__Extract provided__
—————

Two-way ANOVA (with replication), if interaction effect **is significant**, then the predicted value is the value of the response variable (y) is equal to the mean of all observations having that combination of factor levels. If interaction effect, **is not significant**, you can proceed with your analysis as if it were two-way ANOVA without replication scenario.

—————

Source data
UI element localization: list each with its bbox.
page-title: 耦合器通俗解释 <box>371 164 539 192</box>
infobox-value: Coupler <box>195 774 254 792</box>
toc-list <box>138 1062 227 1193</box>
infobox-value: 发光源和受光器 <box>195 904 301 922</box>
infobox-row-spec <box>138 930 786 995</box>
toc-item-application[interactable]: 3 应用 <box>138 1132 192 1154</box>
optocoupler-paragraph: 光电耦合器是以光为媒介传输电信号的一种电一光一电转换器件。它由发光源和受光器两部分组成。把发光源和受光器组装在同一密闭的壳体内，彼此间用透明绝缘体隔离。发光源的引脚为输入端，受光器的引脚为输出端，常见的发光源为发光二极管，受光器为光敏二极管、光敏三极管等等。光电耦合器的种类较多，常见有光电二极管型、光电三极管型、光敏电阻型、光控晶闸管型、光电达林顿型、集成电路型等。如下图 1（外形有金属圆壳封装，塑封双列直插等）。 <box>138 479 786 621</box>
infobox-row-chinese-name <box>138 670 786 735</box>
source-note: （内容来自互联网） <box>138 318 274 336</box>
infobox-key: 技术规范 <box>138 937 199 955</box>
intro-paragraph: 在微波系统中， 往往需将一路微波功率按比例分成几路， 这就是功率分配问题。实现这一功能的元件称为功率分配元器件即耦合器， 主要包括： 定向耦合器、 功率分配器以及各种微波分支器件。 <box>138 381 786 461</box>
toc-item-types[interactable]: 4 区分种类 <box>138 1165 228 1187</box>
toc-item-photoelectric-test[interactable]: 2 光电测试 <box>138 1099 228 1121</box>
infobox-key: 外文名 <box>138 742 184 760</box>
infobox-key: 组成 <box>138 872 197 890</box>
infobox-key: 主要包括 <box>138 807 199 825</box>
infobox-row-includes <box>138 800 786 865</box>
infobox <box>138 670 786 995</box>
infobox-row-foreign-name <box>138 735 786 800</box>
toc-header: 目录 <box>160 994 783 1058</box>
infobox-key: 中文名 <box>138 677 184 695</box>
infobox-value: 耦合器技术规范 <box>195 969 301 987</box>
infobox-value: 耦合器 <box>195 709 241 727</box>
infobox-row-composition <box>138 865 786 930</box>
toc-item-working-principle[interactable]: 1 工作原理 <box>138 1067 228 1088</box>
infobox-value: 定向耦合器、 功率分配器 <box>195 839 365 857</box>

—————

__Work instructions__
**A)** Summarize the two-way ANOVA passage in two sentences.
**B)** Reproduce the stretch of the two-way ANOVA passage from "Two-way ANOVA (with" through "without replication scenario.".
Work from the two-way ANOVA passage alone and set the material aside.

__Answers for the exercise__
**A)** In a two-way ANOVA with replication, if the interaction effect is significant, the predicted value of the response variable equals the mean of all observations with that combination of factor levels. If the interaction effect is not significant, the analysis can proceed as if it were a two-way ANOVA without replication.

**B)**
Two-way ANOVA (with replication), if interaction effect **is significant**, then the predicted value is the value of the response variable (y) is equal to the mean of all observations having that combination of factor levels. If interaction effect, **is not significant**, you can proceed with your analysis as if it were two-way ANOVA without replication scenario.